## BEGIN

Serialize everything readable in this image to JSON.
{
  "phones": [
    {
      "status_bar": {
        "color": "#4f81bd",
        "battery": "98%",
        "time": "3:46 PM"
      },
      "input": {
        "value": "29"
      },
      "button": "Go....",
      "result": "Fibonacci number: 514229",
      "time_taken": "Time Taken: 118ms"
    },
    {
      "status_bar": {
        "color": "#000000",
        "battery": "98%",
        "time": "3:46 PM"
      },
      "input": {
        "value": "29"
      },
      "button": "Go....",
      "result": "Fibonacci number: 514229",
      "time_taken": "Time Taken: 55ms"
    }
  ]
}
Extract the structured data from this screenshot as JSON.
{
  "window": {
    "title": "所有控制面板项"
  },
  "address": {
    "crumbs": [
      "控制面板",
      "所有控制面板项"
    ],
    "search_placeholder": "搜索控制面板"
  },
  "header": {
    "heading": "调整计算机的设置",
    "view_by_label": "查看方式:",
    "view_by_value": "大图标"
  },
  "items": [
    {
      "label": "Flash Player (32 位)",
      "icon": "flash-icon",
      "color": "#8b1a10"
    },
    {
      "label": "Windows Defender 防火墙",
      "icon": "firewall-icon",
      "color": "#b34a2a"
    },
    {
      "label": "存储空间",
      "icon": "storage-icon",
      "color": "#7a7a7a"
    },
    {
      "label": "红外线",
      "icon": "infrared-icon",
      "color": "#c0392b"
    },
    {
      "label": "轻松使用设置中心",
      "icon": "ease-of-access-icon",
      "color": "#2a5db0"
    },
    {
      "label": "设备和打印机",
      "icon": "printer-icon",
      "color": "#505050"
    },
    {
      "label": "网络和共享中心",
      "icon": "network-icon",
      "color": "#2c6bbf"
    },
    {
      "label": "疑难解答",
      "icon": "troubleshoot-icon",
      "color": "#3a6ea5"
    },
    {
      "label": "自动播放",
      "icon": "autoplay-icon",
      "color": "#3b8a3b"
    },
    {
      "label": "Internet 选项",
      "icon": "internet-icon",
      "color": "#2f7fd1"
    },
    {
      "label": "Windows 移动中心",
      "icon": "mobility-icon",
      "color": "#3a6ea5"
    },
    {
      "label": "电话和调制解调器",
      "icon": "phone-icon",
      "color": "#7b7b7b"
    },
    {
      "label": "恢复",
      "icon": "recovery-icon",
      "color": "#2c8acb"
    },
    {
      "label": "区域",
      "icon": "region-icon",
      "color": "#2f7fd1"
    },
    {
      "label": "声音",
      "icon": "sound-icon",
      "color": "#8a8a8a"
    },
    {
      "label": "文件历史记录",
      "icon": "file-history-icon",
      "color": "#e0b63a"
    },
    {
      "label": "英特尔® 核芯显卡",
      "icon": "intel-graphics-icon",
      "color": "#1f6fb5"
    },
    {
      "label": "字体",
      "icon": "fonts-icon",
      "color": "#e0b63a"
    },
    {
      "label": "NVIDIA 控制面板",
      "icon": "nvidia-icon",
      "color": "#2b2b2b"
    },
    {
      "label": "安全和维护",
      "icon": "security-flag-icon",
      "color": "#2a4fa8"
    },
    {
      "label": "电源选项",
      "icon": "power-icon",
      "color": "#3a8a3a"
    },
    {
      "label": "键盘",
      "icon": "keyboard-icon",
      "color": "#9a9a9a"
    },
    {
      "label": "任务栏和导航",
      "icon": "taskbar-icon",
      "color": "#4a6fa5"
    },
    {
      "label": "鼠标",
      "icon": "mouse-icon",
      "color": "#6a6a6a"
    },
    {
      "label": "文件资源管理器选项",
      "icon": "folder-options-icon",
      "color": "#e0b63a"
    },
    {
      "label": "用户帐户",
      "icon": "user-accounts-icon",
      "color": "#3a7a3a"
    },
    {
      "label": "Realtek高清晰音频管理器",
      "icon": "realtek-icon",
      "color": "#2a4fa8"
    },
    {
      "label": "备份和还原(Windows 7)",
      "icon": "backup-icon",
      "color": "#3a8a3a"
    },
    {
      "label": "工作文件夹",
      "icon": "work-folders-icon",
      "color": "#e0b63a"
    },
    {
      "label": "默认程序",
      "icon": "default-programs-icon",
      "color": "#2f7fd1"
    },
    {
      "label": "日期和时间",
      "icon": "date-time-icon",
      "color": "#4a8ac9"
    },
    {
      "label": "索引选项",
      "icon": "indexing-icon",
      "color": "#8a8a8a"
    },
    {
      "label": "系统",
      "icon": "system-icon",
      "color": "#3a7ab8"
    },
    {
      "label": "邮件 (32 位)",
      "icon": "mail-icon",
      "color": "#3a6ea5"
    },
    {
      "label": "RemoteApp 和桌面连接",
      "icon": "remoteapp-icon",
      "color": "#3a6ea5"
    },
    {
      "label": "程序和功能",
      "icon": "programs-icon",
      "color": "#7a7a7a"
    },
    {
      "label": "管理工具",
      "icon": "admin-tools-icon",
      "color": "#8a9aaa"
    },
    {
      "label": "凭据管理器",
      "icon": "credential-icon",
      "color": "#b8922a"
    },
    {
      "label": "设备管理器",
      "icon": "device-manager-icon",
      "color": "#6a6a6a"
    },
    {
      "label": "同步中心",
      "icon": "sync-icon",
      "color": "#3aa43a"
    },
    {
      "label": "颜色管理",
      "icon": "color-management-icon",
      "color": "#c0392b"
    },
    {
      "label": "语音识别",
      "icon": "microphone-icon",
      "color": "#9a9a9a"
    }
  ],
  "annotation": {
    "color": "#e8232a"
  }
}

## END
## BEGIN

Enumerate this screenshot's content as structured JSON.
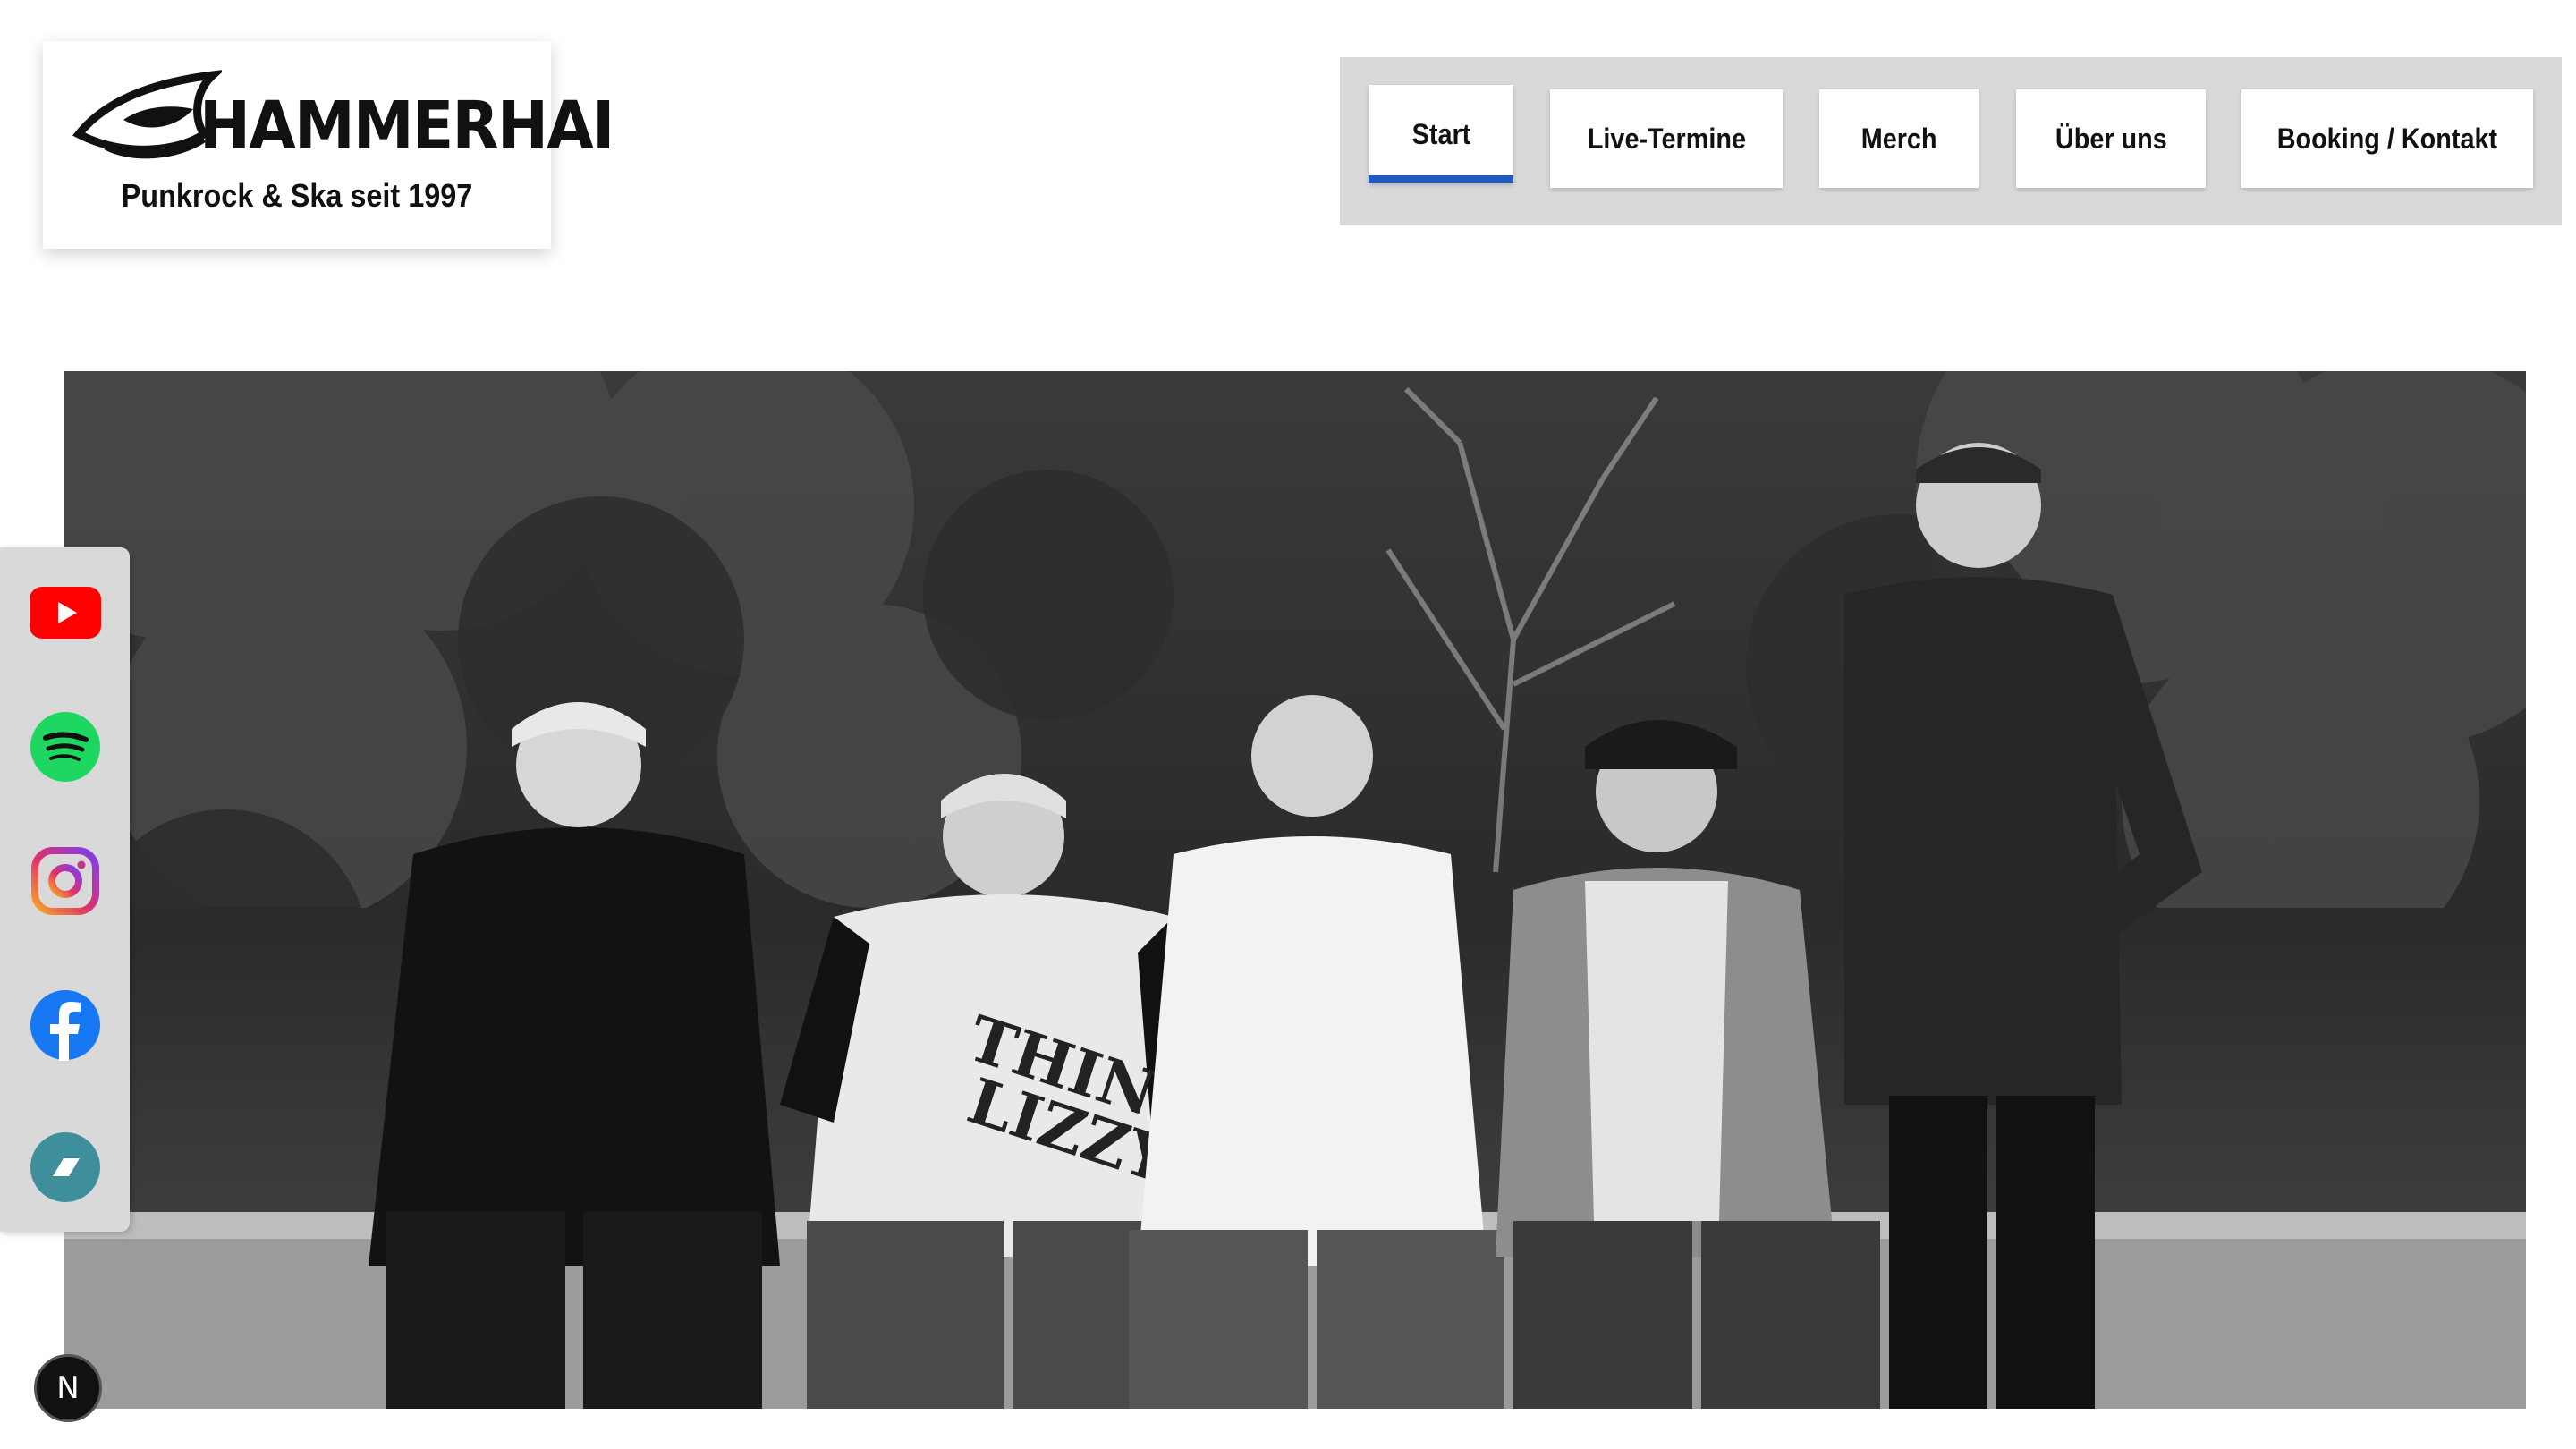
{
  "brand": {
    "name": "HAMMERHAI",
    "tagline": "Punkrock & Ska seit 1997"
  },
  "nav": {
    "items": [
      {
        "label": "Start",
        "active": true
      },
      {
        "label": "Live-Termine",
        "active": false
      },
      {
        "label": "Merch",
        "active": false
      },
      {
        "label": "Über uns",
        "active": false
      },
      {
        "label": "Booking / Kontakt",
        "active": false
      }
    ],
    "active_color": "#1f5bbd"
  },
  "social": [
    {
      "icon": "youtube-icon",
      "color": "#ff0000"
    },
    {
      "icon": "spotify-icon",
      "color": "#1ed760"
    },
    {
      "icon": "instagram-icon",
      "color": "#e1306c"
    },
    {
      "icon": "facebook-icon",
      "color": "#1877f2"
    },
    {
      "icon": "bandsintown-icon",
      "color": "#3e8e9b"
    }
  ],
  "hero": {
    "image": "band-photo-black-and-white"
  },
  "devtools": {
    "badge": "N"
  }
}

## END

• [PROBLEM DESCRIPTION]: Return each line in the records that holds the string "image".

• [REPLY]:
Serialize everything readable in this image to JSON.
    "image": "band-photo-black-and-white"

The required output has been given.